■ **PROBLEM TO WORK ON**
Reproduce all records exactly.
>> begin SUPPLIED RECORDS
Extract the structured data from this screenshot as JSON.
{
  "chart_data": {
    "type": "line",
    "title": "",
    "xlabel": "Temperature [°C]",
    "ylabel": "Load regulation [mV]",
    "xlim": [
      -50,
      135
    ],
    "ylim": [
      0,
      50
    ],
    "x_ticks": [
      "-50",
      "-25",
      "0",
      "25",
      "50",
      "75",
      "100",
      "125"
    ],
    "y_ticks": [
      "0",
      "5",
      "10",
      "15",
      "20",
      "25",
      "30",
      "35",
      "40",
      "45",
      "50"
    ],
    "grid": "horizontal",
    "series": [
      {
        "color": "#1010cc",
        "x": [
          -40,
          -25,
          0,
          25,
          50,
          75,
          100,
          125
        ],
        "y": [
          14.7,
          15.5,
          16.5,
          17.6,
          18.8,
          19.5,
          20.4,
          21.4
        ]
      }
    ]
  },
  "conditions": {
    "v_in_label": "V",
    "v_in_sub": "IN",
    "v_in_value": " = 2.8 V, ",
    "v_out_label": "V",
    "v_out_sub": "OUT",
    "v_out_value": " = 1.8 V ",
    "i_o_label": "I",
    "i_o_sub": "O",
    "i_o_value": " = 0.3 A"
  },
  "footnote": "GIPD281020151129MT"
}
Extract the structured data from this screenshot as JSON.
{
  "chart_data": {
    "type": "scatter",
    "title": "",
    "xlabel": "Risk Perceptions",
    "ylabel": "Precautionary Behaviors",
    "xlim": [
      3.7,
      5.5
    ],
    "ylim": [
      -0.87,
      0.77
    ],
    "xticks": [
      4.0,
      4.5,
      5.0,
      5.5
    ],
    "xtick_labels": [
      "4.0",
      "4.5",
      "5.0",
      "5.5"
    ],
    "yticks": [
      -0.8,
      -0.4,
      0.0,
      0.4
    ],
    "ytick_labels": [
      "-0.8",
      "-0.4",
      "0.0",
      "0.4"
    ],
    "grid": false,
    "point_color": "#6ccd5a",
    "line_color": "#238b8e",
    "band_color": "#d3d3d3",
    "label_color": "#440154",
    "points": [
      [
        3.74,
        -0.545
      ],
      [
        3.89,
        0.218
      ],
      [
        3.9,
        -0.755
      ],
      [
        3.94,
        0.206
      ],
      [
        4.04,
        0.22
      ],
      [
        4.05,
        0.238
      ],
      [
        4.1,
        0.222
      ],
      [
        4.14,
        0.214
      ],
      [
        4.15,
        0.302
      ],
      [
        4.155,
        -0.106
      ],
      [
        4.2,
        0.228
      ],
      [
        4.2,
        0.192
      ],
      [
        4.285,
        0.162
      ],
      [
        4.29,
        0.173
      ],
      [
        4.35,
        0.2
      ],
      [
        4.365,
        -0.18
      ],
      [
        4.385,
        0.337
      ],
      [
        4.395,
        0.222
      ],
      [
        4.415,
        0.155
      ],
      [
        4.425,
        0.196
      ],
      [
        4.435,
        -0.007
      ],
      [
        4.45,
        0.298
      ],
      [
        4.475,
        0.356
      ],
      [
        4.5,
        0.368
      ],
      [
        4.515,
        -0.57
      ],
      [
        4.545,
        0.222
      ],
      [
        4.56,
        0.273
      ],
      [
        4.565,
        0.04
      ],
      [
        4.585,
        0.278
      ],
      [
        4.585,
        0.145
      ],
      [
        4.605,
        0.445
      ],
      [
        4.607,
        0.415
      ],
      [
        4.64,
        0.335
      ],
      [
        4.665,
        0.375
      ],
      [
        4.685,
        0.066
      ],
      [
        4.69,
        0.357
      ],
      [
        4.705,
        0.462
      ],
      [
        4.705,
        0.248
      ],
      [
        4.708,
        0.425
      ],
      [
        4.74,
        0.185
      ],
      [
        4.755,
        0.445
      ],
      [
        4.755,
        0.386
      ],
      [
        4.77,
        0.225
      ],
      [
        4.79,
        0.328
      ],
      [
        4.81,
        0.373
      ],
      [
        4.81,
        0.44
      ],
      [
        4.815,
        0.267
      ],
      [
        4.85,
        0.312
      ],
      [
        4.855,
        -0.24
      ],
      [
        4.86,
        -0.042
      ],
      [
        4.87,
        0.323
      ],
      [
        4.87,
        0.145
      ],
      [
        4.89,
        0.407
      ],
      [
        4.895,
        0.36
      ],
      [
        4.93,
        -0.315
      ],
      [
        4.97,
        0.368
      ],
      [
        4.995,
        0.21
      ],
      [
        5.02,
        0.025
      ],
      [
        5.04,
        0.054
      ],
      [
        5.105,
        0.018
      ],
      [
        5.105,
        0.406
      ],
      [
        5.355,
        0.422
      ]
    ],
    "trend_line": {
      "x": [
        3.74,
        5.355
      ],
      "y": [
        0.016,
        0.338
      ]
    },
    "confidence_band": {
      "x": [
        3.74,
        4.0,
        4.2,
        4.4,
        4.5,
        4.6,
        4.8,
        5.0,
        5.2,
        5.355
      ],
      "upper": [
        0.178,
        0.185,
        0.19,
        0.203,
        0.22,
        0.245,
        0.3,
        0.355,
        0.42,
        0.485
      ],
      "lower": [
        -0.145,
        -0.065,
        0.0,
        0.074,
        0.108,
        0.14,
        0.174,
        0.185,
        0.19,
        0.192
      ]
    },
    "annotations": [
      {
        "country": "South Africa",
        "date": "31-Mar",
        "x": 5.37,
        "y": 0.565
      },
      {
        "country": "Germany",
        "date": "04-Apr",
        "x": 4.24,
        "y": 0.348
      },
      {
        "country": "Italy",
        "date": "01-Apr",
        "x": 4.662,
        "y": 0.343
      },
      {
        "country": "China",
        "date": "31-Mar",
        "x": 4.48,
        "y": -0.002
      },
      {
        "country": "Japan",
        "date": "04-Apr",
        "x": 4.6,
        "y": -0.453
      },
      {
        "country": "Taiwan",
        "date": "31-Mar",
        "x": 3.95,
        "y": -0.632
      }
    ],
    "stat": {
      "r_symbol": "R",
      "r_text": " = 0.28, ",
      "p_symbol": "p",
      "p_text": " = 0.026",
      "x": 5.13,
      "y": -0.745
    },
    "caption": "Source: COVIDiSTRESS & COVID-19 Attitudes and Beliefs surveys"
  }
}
>> end SUPPLIED RECORDS
■ **FINAL RESULT**
Extract the structured data from this screenshot as JSON.
{
  "chart_data": {
    "type": "line",
    "title": "",
    "xlabel": "Temperature [°C]",
    "ylabel": "Load regulation [mV]",
    "xlim": [
      -50,
      135
    ],
    "ylim": [
      0,
      50
    ],
    "x_ticks": [
      "-50",
      "-25",
      "0",
      "25",
      "50",
      "75",
      "100",
      "125"
    ],
    "y_ticks": [
      "0",
      "5",
      "10",
      "15",
      "20",
      "25",
      "30",
      "35",
      "40",
      "45",
      "50"
    ],
    "grid": "horizontal",
    "series": [
      {
        "color": "#1010cc",
        "x": [
          -40,
          -25,
          0,
          25,
          50,
          75,
          100,
          125
        ],
        "y": [
          14.7,
          15.5,
          16.5,
          17.6,
          18.8,
          19.5,
          20.4,
          21.4
        ]
      }
    ]
  },
  "conditions": {
    "v_in_label": "V",
    "v_in_sub": "IN",
    "v_in_value": " = 2.8 V, ",
    "v_out_label": "V",
    "v_out_sub": "OUT",
    "v_out_value": " = 1.8 V ",
    "i_o_label": "I",
    "i_o_sub": "O",
    "i_o_value": " = 0.3 A"
  },
  "footnote": "GIPD281020151129MT"
}
Extract the structured data from this screenshot as JSON.
{
  "chart_data": {
    "type": "scatter",
    "title": "",
    "xlabel": "Risk Perceptions",
    "ylabel": "Precautionary Behaviors",
    "xlim": [
      3.7,
      5.5
    ],
    "ylim": [
      -0.87,
      0.77
    ],
    "xticks": [
      4.0,
      4.5,
      5.0,
      5.5
    ],
    "xtick_labels": [
      "4.0",
      "4.5",
      "5.0",
      "5.5"
    ],
    "yticks": [
      -0.8,
      -0.4,
      0.0,
      0.4
    ],
    "ytick_labels": [
      "-0.8",
      "-0.4",
      "0.0",
      "0.4"
    ],
    "grid": false,
    "point_color": "#6ccd5a",
    "line_color": "#238b8e",
    "band_color": "#d3d3d3",
    "label_color": "#440154",
    "points": [
      [
        3.74,
        -0.545
      ],
      [
        3.89,
        0.218
      ],
      [
        3.9,
        -0.755
      ],
      [
        3.94,
        0.206
      ],
      [
        4.04,
        0.22
      ],
      [
        4.05,
        0.238
      ],
      [
        4.1,
        0.222
      ],
      [
        4.14,
        0.214
      ],
      [
        4.15,
        0.302
      ],
      [
        4.155,
        -0.106
      ],
      [
        4.2,
        0.228
      ],
      [
        4.2,
        0.192
      ],
      [
        4.285,
        0.162
      ],
      [
        4.29,
        0.173
      ],
      [
        4.35,
        0.2
      ],
      [
        4.365,
        -0.18
      ],
      [
        4.385,
        0.337
      ],
      [
        4.395,
        0.222
      ],
      [
        4.415,
        0.155
      ],
      [
        4.425,
        0.196
      ],
      [
        4.435,
        -0.007
      ],
      [
        4.45,
        0.298
      ],
      [
        4.475,
        0.356
      ],
      [
        4.5,
        0.368
      ],
      [
        4.515,
        -0.57
      ],
      [
        4.545,
        0.222
      ],
      [
        4.56,
        0.273
      ],
      [
        4.565,
        0.04
      ],
      [
        4.585,
        0.278
      ],
      [
        4.585,
        0.145
      ],
      [
        4.605,
        0.445
      ],
      [
        4.607,
        0.415
      ],
      [
        4.64,
        0.335
      ],
      [
        4.665,
        0.375
      ],
      [
        4.685,
        0.066
      ],
      [
        4.69,
        0.357
      ],
      [
        4.705,
        0.462
      ],
      [
        4.705,
        0.248
      ],
      [
        4.708,
        0.425
      ],
      [
        4.74,
        0.185
      ],
      [
        4.755,
        0.445
      ],
      [
        4.755,
        0.386
      ],
      [
        4.77,
        0.225
      ],
      [
        4.79,
        0.328
      ],
      [
        4.81,
        0.373
      ],
      [
        4.81,
        0.44
      ],
      [
        4.815,
        0.267
      ],
      [
        4.85,
        0.312
      ],
      [
        4.855,
        -0.24
      ],
      [
        4.86,
        -0.042
      ],
      [
        4.87,
        0.323
      ],
      [
        4.87,
        0.145
      ],
      [
        4.89,
        0.407
      ],
      [
        4.895,
        0.36
      ],
      [
        4.93,
        -0.315
      ],
      [
        4.97,
        0.368
      ],
      [
        4.995,
        0.21
      ],
      [
        5.02,
        0.025
      ],
      [
        5.04,
        0.054
      ],
      [
        5.105,
        0.018
      ],
      [
        5.105,
        0.406
      ],
      [
        5.355,
        0.422
      ]
    ],
    "trend_line": {
      "x": [
        3.74,
        5.355
      ],
      "y": [
        0.016,
        0.338
      ]
    },
    "confidence_band": {
      "x": [
        3.74,
        4.0,
        4.2,
        4.4,
        4.5,
        4.6,
        4.8,
        5.0,
        5.2,
        5.355
      ],
      "upper": [
        0.178,
        0.185,
        0.19,
        0.203,
        0.22,
        0.245,
        0.3,
        0.355,
        0.42,
        0.485
      ],
      "lower": [
        -0.145,
        -0.065,
        0.0,
        0.074,
        0.108,
        0.14,
        0.174,
        0.185,
        0.19,
        0.192
      ]
    },
    "annotations": [
      {
        "country": "South Africa",
        "date": "31-Mar",
        "x": 5.37,
        "y": 0.565
      },
      {
        "country": "Germany",
        "date": "04-Apr",
        "x": 4.24,
        "y": 0.348
      },
      {
        "country": "Italy",
        "date": "01-Apr",
        "x": 4.662,
        "y": 0.343
      },
      {
        "country": "China",
        "date": "31-Mar",
        "x": 4.48,
        "y": -0.002
      },
      {
        "country": "Japan",
        "date": "04-Apr",
        "x": 4.6,
        "y": -0.453
      },
      {
        "country": "Taiwan",
        "date": "31-Mar",
        "x": 3.95,
        "y": -0.632
      }
    ],
    "stat": {
      "r_symbol": "R",
      "r_text": " = 0.28, ",
      "p_symbol": "p",
      "p_text": " = 0.026",
      "x": 5.13,
      "y": -0.745
    },
    "caption": "Source: COVIDiSTRESS & COVID-19 Attitudes and Beliefs surveys"
  }
}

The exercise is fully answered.